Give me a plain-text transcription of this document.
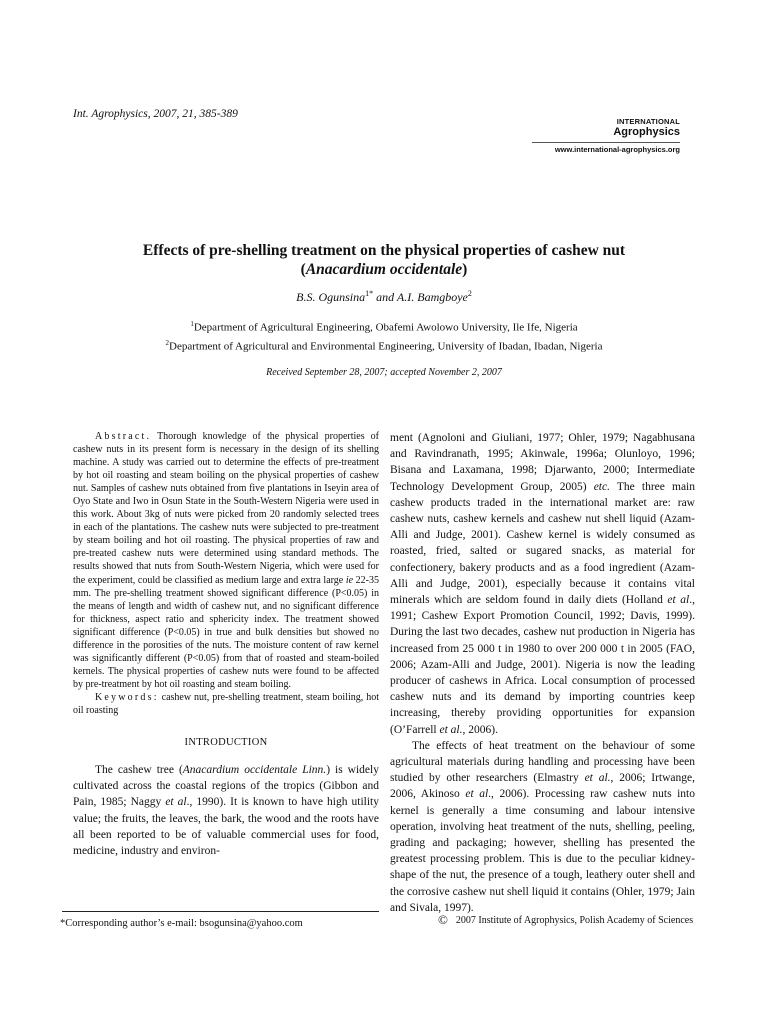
Int. Agrophysics, 2007, 21, 385-389
INTERNATIONAL
Agrophysics
www.international-agrophysics.org
Effects of pre-shelling treatment on the physical properties of cashew nut
(Anacardium occidentale)
B.S. Ogunsina$^{1*}$ and A.I. Bamgboye$^2$
$^1$Department of Agricultural Engineering, Obafemi Awolowo University, Ile Ife, Nigeria
$^2$Department of Agricultural and Environmental Engineering, University of Ibadan, Ibadan, Nigeria
Received September 28, 2007; accepted November 2, 2007

Abstract. Thorough knowledge of the physical properties of cashew nuts in its present form is necessary in the design of its shelling machine. A study was carried out to determine the effects of pre-treatment by hot oil roasting and steam boiling on the physical properties of cashew nut. Samples of cashew nuts obtained from five plantations in Iseyin area of Oyo State and Iwo in Osun State in the South-Western Nigeria were used in this work. About 3kg of nuts were picked from 20 randomly selected trees in each of the plantations. The cashew nuts were subjected to pre-treatment by steam boiling and hot oil roasting. The physical properties of raw and pre-treated cashew nuts were determined using standard methods. The results showed that nuts from South-Western Nigeria, which were used for the experiment, could be classified as medium large and extra large ie 22-35 mm. The pre-shelling treatment showed significant difference (P<0.05) in the means of length and width of cashew nut, and no significant difference for thickness, aspect ratio and sphericity index. The treatment showed significant difference (P<0.05) in true and bulk densities but showed no difference in the porosities of the nuts. The moisture content of raw kernel was significantly different (P<0.05) from that of roasted and steam-boiled kernels. The physical properties of cashew nuts were found to be affected by pre-treatment by hot oil roasting and steam boiling.

Keywords: cashew nut, pre-shelling treatment, steam boiling, hot oil roasting

INTRODUCTION

The cashew tree (Anacardium occidentale Linn.) is widely cultivated across the coastal regions of the tropics (Gibbon and Pain, 1985; Naggy et al., 1990). It is known to have high utility value; the fruits, the leaves, the bark, the wood and the roots have all been reported to be of valuable commercial uses for food, medicine, industry and environ-

ment (Agnoloni and Giuliani, 1977; Ohler, 1979; Nagabhusana and Ravindranath, 1995; Akinwale, 1996a; Olunloyo, 1996; Bisana and Laxamana, 1998; Djarwanto, 2000; Intermediate Technology Development Group, 2005) etc. The three main cashew products traded in the international market are: raw cashew nuts, cashew kernels and cashew nut shell liquid (Azam-Alli and Judge, 2001). Cashew kernel is widely consumed as roasted, fried, salted or sugared snacks, as material for confectionery, bakery products and as a food ingredient (Azam-Alli and Judge, 2001), especially because it contains vital minerals which are seldom found in daily diets (Holland et al., 1991; Cashew Export Promotion Council, 1992; Davis, 1999). During the last two decades, cashew nut production in Nigeria has increased from 25 000 t in 1980 to over 200 000 t in 2005 (FAO, 2006; Azam-Alli and Judge, 2001). Nigeria is now the leading producer of cashews in Africa. Local consumption of processed cashew nuts and its demand by importing countries keep increasing, thereby providing opportunities for expansion (O’Farrell et al., 2006).

The effects of heat treatment on the behaviour of some agricultural materials during handling and processing have been studied by other researchers (Elmastry et al., 2006; Irtwange, 2006, Akinoso et al., 2006). Processing raw cashew nuts into kernel is generally a time consuming and labour intensive operation, involving heat treatment of the nuts, shelling, peeling, grading and packaging; however, shelling has presented the greatest processing problem. This is due to the peculiar kidney-shape of the nut, the presence of a tough, leathery outer shell and the corrosive cashew nut shell liquid it contains (Ohler, 1979; Jain and Sivala, 1997).

*Corresponding author’s e-mail: bsogunsina@yahoo.com	© 2007 Institute of Agrophysics, Polish Academy of Sciences
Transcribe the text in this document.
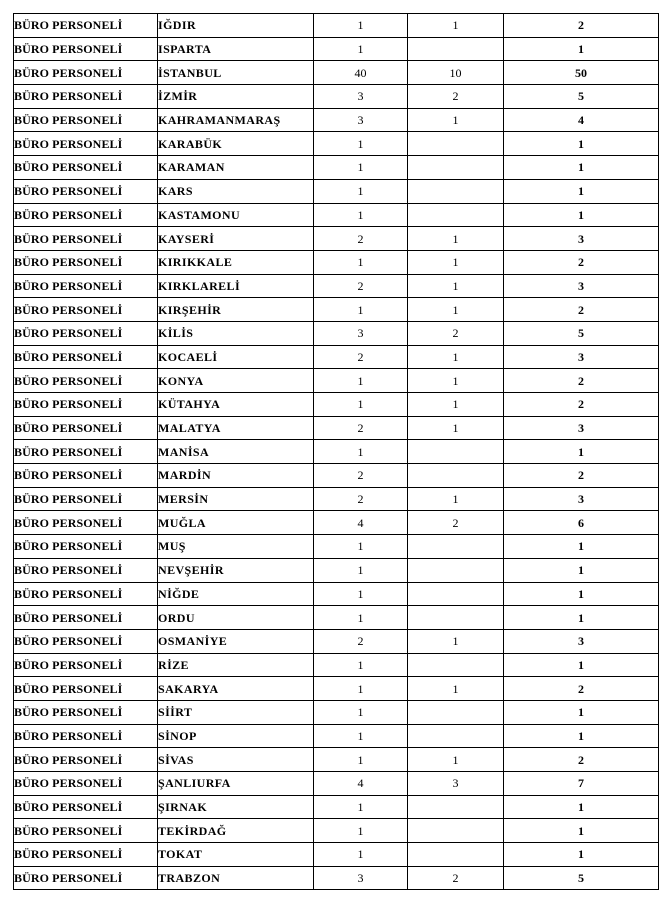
BÜRO PERSONELİ	IĞDIR	1	1	2
BÜRO PERSONELİ	ISPARTA	1		1
BÜRO PERSONELİ	İSTANBUL	40	10	50
BÜRO PERSONELİ	İZMİR	3	2	5
BÜRO PERSONELİ	KAHRAMANMARAŞ	3	1	4
BÜRO PERSONELİ	KARABÜK	1		1
BÜRO PERSONELİ	KARAMAN	1		1
BÜRO PERSONELİ	KARS	1		1
BÜRO PERSONELİ	KASTAMONU	1		1
BÜRO PERSONELİ	KAYSERİ	2	1	3
BÜRO PERSONELİ	KIRIKKALE	1	1	2
BÜRO PERSONELİ	KIRKLARELİ	2	1	3
BÜRO PERSONELİ	KIRŞEHİR	1	1	2
BÜRO PERSONELİ	KİLİS	3	2	5
BÜRO PERSONELİ	KOCAELİ	2	1	3
BÜRO PERSONELİ	KONYA	1	1	2
BÜRO PERSONELİ	KÜTAHYA	1	1	2
BÜRO PERSONELİ	MALATYA	2	1	3
BÜRO PERSONELİ	MANİSA	1		1
BÜRO PERSONELİ	MARDİN	2		2
BÜRO PERSONELİ	MERSİN	2	1	3
BÜRO PERSONELİ	MUĞLA	4	2	6
BÜRO PERSONELİ	MUŞ	1		1
BÜRO PERSONELİ	NEVŞEHİR	1		1
BÜRO PERSONELİ	NİĞDE	1		1
BÜRO PERSONELİ	ORDU	1		1
BÜRO PERSONELİ	OSMANİYE	2	1	3
BÜRO PERSONELİ	RİZE	1		1
BÜRO PERSONELİ	SAKARYA	1	1	2
BÜRO PERSONELİ	SİİRT	1		1
BÜRO PERSONELİ	SİNOP	1		1
BÜRO PERSONELİ	SİVAS	1	1	2
BÜRO PERSONELİ	ŞANLIURFA	4	3	7
BÜRO PERSONELİ	ŞIRNAK	1		1
BÜRO PERSONELİ	TEKİRDAĞ	1		1
BÜRO PERSONELİ	TOKAT	1		1
BÜRO PERSONELİ	TRABZON	3	2	5
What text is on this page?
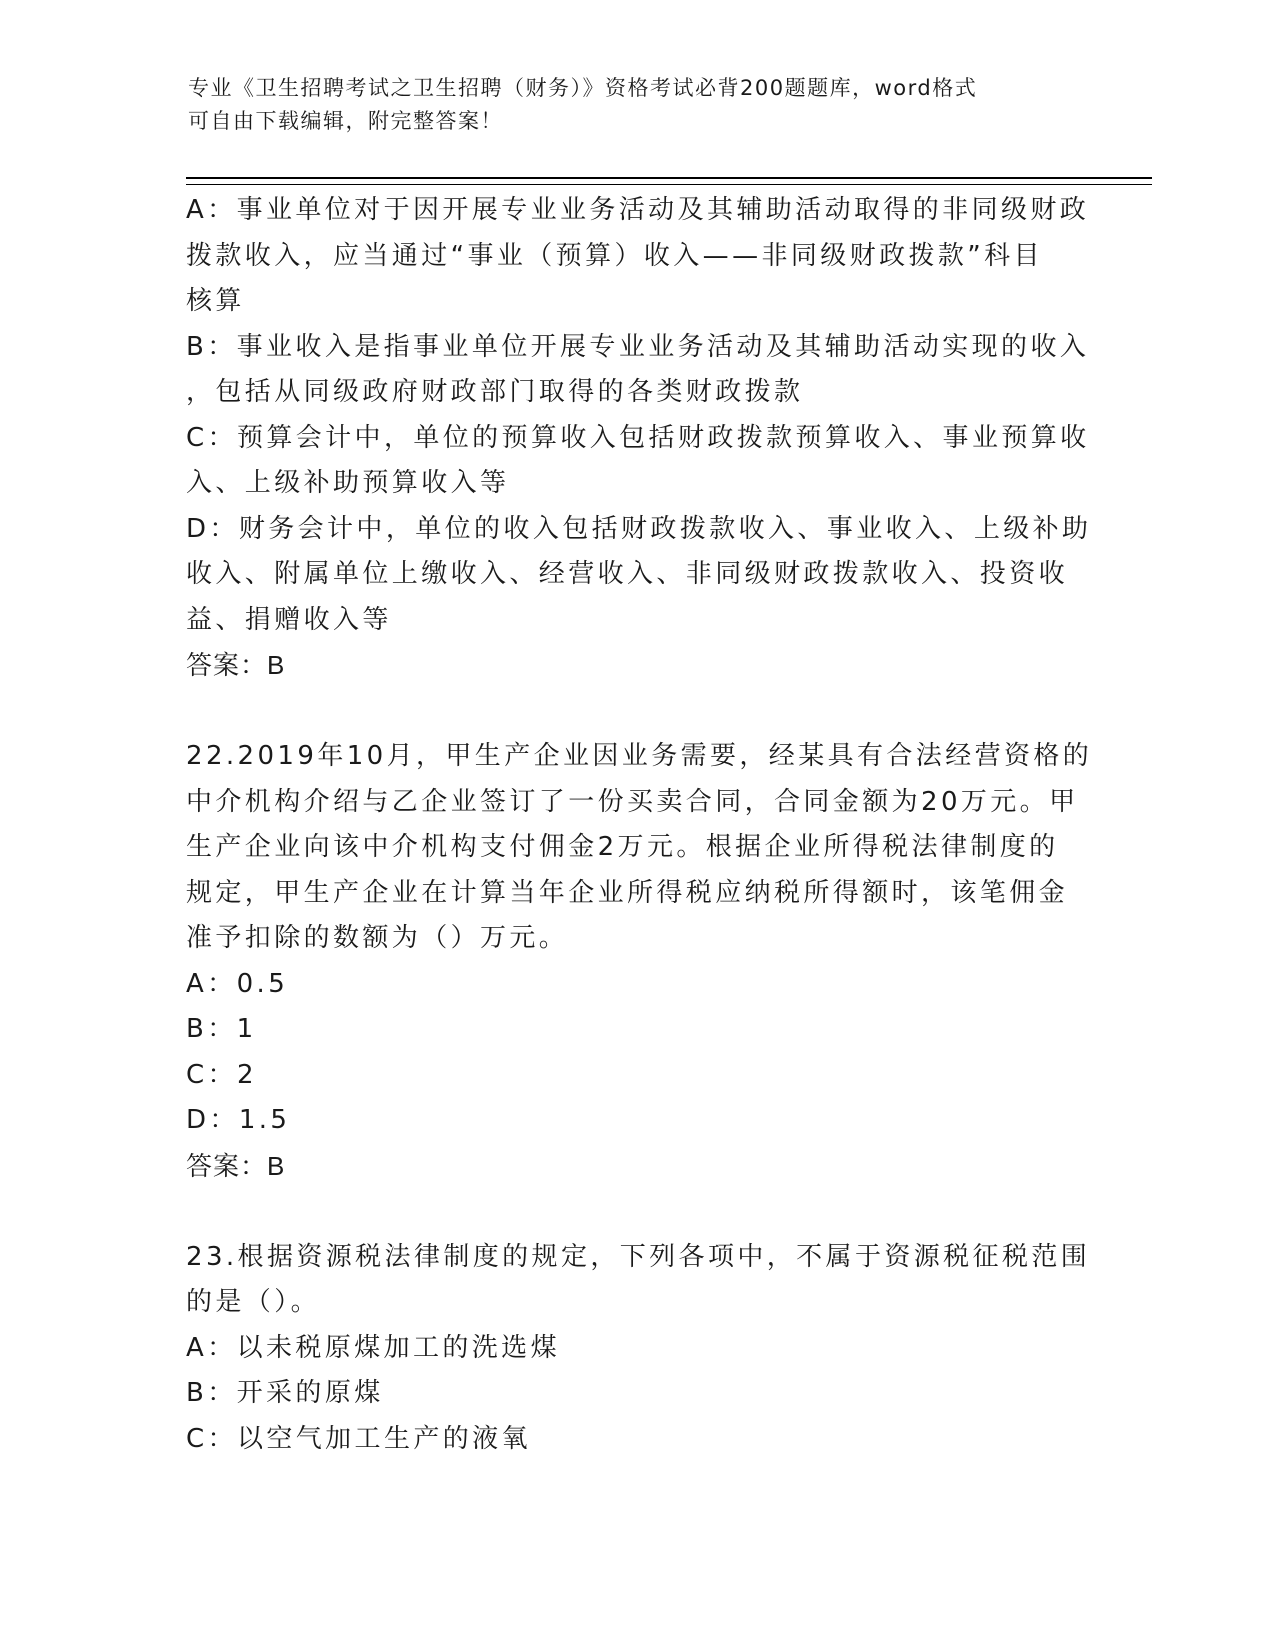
专业《卫生招聘考试之卫生招聘（财务）》资格考试必背200题题库，word格式
可自由下载编辑，附完整答案！
A：事业单位对于因开展专业业务活动及其辅助活动取得的非同级财政
拨款收入，应当通过“事业（预算）收入——非同级财政拨款”科目
核算
B：事业收入是指事业单位开展专业业务活动及其辅助活动实现的收入
，包括从同级政府财政部门取得的各类财政拨款
C：预算会计中，单位的预算收入包括财政拨款预算收入、事业预算收
入、上级补助预算收入等
D：财务会计中，单位的收入包括财政拨款收入、事业收入、上级补助
收入、附属单位上缴收入、经营收入、非同级财政拨款收入、投资收
益、捐赠收入等
答案：B
22.2019年10月，甲生产企业因业务需要，经某具有合法经营资格的
中介机构介绍与乙企业签订了一份买卖合同，合同金额为20万元。甲
生产企业向该中介机构支付佣金2万元。根据企业所得税法律制度的
规定，甲生产企业在计算当年企业所得税应纳税所得额时，该笔佣金
准予扣除的数额为（）万元。
A：0.5
B：1
C：2
D：1.5
答案：B
23.根据资源税法律制度的规定，下列各项中，不属于资源税征税范围
的是（）。
A：以未税原煤加工的洗选煤
B：开采的原煤
C：以空气加工生产的液氧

What you are asked to do: Every record above should come back exactly, but without its pictures.

Solution to the exercise:
Give me a plain-text transcription of this document.
Int. Agrophysics, 2007, 21, 385-389
INTERNATIONAL
Agrophysics
www.international-agrophysics.org
Effects of pre-shelling treatment on the physical properties of cashew nut
(Anacardium occidentale)
B.S. Ogunsina$^{1*}$ and A.I. Bamgboye$^2$
$^1$Department of Agricultural Engineering, Obafemi Awolowo University, Ile Ife, Nigeria
$^2$Department of Agricultural and Environmental Engineering, University of Ibadan, Ibadan, Nigeria
Received September 28, 2007; accepted November 2, 2007

Abstract. Thorough knowledge of the physical properties of cashew nuts in its present form is necessary in the design of its shelling machine. A study was carried out to determine the effects of pre-treatment by hot oil roasting and steam boiling on the physical properties of cashew nut. Samples of cashew nuts obtained from five plantations in Iseyin area of Oyo State and Iwo in Osun State in the South-Western Nigeria were used in this work. About 3kg of nuts were picked from 20 randomly selected trees in each of the plantations. The cashew nuts were subjected to pre-treatment by steam boiling and hot oil roasting. The physical properties of raw and pre-treated cashew nuts were determined using standard methods. The results showed that nuts from South-Western Nigeria, which were used for the experiment, could be classified as medium large and extra large ie 22-35 mm. The pre-shelling treatment showed significant difference (P<0.05) in the means of length and width of cashew nut, and no significant difference for thickness, aspect ratio and sphericity index. The treatment showed significant difference (P<0.05) in true and bulk densities but showed no difference in the porosities of the nuts. The moisture content of raw kernel was significantly different (P<0.05) from that of roasted and steam-boiled kernels. The physical properties of cashew nuts were found to be affected by pre-treatment by hot oil roasting and steam boiling.

Keywords: cashew nut, pre-shelling treatment, steam boiling, hot oil roasting

INTRODUCTION

The cashew tree (Anacardium occidentale Linn.) is widely cultivated across the coastal regions of the tropics (Gibbon and Pain, 1985; Naggy et al., 1990). It is known to have high utility value; the fruits, the leaves, the bark, the wood and the roots have all been reported to be of valuable commercial uses for food, medicine, industry and environ-

ment (Agnoloni and Giuliani, 1977; Ohler, 1979; Nagabhusana and Ravindranath, 1995; Akinwale, 1996a; Olunloyo, 1996; Bisana and Laxamana, 1998; Djarwanto, 2000; Intermediate Technology Development Group, 2005) etc. The three main cashew products traded in the international market are: raw cashew nuts, cashew kernels and cashew nut shell liquid (Azam-Alli and Judge, 2001). Cashew kernel is widely consumed as roasted, fried, salted or sugared snacks, as material for confectionery, bakery products and as a food ingredient (Azam-Alli and Judge, 2001), especially because it contains vital minerals which are seldom found in daily diets (Holland et al., 1991; Cashew Export Promotion Council, 1992; Davis, 1999). During the last two decades, cashew nut production in Nigeria has increased from 25 000 t in 1980 to over 200 000 t in 2005 (FAO, 2006; Azam-Alli and Judge, 2001). Nigeria is now the leading producer of cashews in Africa. Local consumption of processed cashew nuts and its demand by importing countries keep increasing, thereby providing opportunities for expansion (O’Farrell et al., 2006).

The effects of heat treatment on the behaviour of some agricultural materials during handling and processing have been studied by other researchers (Elmastry et al., 2006; Irtwange, 2006, Akinoso et al., 2006). Processing raw cashew nuts into kernel is generally a time consuming and labour intensive operation, involving heat treatment of the nuts, shelling, peeling, grading and packaging; however, shelling has presented the greatest processing problem. This is due to the peculiar kidney-shape of the nut, the presence of a tough, leathery outer shell and the corrosive cashew nut shell liquid it contains (Ohler, 1979; Jain and Sivala, 1997).

*Corresponding author’s e-mail: bsogunsina@yahoo.com	© 2007 Institute of Agrophysics, Polish Academy of Sciences
Transcribe the text in this document.
BÜRO PERSONELİ	IĞDIR	1	1	2
BÜRO PERSONELİ	ISPARTA	1		1
BÜRO PERSONELİ	İSTANBUL	40	10	50
BÜRO PERSONELİ	İZMİR	3	2	5
BÜRO PERSONELİ	KAHRAMANMARAŞ	3	1	4
BÜRO PERSONELİ	KARABÜK	1		1
BÜRO PERSONELİ	KARAMAN	1		1
BÜRO PERSONELİ	KARS	1		1
BÜRO PERSONELİ	KASTAMONU	1		1
BÜRO PERSONELİ	KAYSERİ	2	1	3
BÜRO PERSONELİ	KIRIKKALE	1	1	2
BÜRO PERSONELİ	KIRKLARELİ	2	1	3
BÜRO PERSONELİ	KIRŞEHİR	1	1	2
BÜRO PERSONELİ	KİLİS	3	2	5
BÜRO PERSONELİ	KOCAELİ	2	1	3
BÜRO PERSONELİ	KONYA	1	1	2
BÜRO PERSONELİ	KÜTAHYA	1	1	2
BÜRO PERSONELİ	MALATYA	2	1	3
BÜRO PERSONELİ	MANİSA	1		1
BÜRO PERSONELİ	MARDİN	2		2
BÜRO PERSONELİ	MERSİN	2	1	3
BÜRO PERSONELİ	MUĞLA	4	2	6
BÜRO PERSONELİ	MUŞ	1		1
BÜRO PERSONELİ	NEVŞEHİR	1		1
BÜRO PERSONELİ	NİĞDE	1		1
BÜRO PERSONELİ	ORDU	1		1
BÜRO PERSONELİ	OSMANİYE	2	1	3
BÜRO PERSONELİ	RİZE	1		1
BÜRO PERSONELİ	SAKARYA	1	1	2
BÜRO PERSONELİ	SİİRT	1		1
BÜRO PERSONELİ	SİNOP	1		1
BÜRO PERSONELİ	SİVAS	1	1	2
BÜRO PERSONELİ	ŞANLIURFA	4	3	7
BÜRO PERSONELİ	ŞIRNAK	1		1
BÜRO PERSONELİ	TEKİRDAĞ	1		1
BÜRO PERSONELİ	TOKAT	1		1
BÜRO PERSONELİ	TRABZON	3	2	5
What text is on this page?
专业《卫生招聘考试之卫生招聘（财务）》资格考试必背200题题库，word格式
可自由下载编辑，附完整答案！
A：事业单位对于因开展专业业务活动及其辅助活动取得的非同级财政
拨款收入，应当通过“事业（预算）收入——非同级财政拨款”科目
核算
B：事业收入是指事业单位开展专业业务活动及其辅助活动实现的收入
，包括从同级政府财政部门取得的各类财政拨款
C：预算会计中，单位的预算收入包括财政拨款预算收入、事业预算收
入、上级补助预算收入等
D：财务会计中，单位的收入包括财政拨款收入、事业收入、上级补助
收入、附属单位上缴收入、经营收入、非同级财政拨款收入、投资收
益、捐赠收入等
答案：B
22.2019年10月，甲生产企业因业务需要，经某具有合法经营资格的
中介机构介绍与乙企业签订了一份买卖合同，合同金额为20万元。甲
生产企业向该中介机构支付佣金2万元。根据企业所得税法律制度的
规定，甲生产企业在计算当年企业所得税应纳税所得额时，该笔佣金
准予扣除的数额为（）万元。
A：0.5
B：1
C：2
D：1.5
答案：B
23.根据资源税法律制度的规定，下列各项中，不属于资源税征税范围
的是（）。
A：以未税原煤加工的洗选煤
B：开采的原煤
C：以空气加工生产的液氧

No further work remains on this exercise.